● EXERCISE INSTRUCTIONS
Pictures appear in the records below; write out everything else exactly.

** START SUPPLIED DATA **

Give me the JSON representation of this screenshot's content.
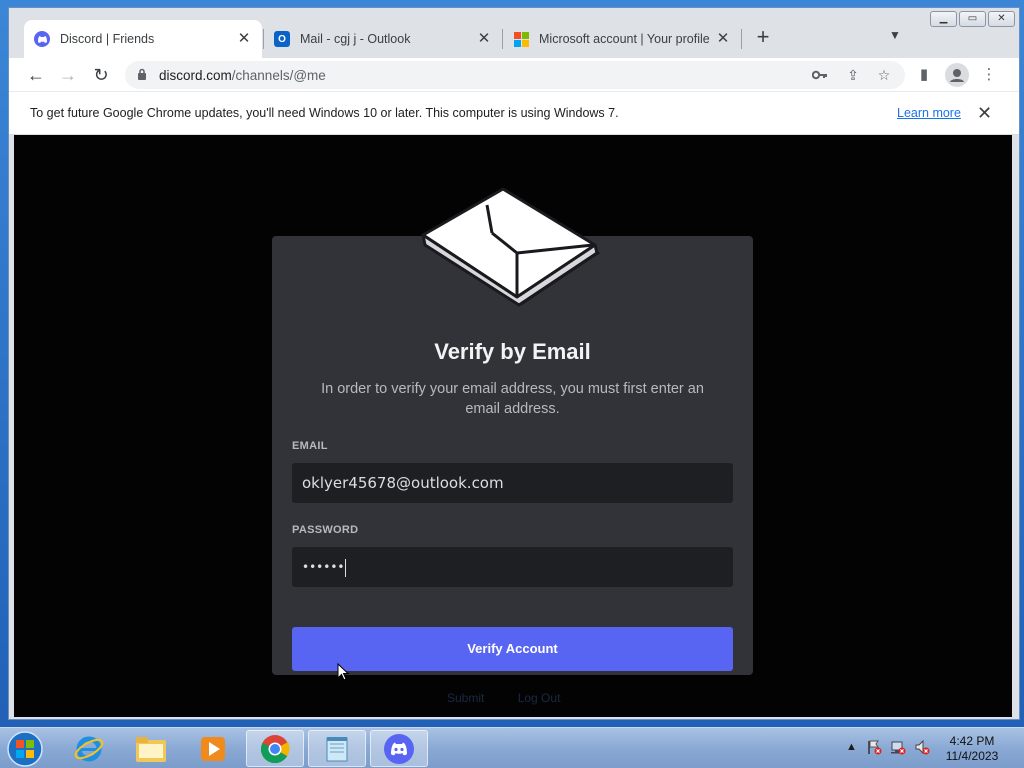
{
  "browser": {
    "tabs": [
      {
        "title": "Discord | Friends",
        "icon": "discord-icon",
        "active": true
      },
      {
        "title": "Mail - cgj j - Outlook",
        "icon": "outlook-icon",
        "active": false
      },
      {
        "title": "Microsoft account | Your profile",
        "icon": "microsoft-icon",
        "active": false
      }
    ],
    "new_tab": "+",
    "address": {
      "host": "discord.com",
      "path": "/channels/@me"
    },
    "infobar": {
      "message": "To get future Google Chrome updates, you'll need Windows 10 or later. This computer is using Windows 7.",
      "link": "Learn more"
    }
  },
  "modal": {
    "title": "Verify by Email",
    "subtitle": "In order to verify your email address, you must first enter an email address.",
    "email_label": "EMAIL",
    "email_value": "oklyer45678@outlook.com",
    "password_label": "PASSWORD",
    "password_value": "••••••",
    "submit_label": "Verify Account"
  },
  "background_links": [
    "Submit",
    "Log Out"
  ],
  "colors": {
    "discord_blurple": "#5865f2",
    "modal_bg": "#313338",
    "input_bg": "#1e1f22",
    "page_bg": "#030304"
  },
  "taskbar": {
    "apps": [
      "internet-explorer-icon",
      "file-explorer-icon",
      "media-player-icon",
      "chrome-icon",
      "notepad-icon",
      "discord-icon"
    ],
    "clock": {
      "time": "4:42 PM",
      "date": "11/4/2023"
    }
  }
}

** END SUPPLIED DATA **

● OUTPUT
Give me the JSON representation of this screenshot's content.
{
  "browser": {
    "tabs": [
      {
        "title": "Discord | Friends",
        "icon": "discord-icon",
        "active": true
      },
      {
        "title": "Mail - cgj j - Outlook",
        "icon": "outlook-icon",
        "active": false
      },
      {
        "title": "Microsoft account | Your profile",
        "icon": "microsoft-icon",
        "active": false
      }
    ],
    "new_tab": "+",
    "address": {
      "host": "discord.com",
      "path": "/channels/@me"
    },
    "infobar": {
      "message": "To get future Google Chrome updates, you'll need Windows 10 or later. This computer is using Windows 7.",
      "link": "Learn more"
    }
  },
  "modal": {
    "title": "Verify by Email",
    "subtitle": "In order to verify your email address, you must first enter an email address.",
    "email_label": "EMAIL",
    "email_value": "oklyer45678@outlook.com",
    "password_label": "PASSWORD",
    "password_value": "••••••",
    "submit_label": "Verify Account"
  },
  "background_links": [
    "Submit",
    "Log Out"
  ],
  "colors": {
    "discord_blurple": "#5865f2",
    "modal_bg": "#313338",
    "input_bg": "#1e1f22",
    "page_bg": "#030304"
  },
  "taskbar": {
    "apps": [
      "internet-explorer-icon",
      "file-explorer-icon",
      "media-player-icon",
      "chrome-icon",
      "notepad-icon",
      "discord-icon"
    ],
    "clock": {
      "time": "4:42 PM",
      "date": "11/4/2023"
    }
  }
}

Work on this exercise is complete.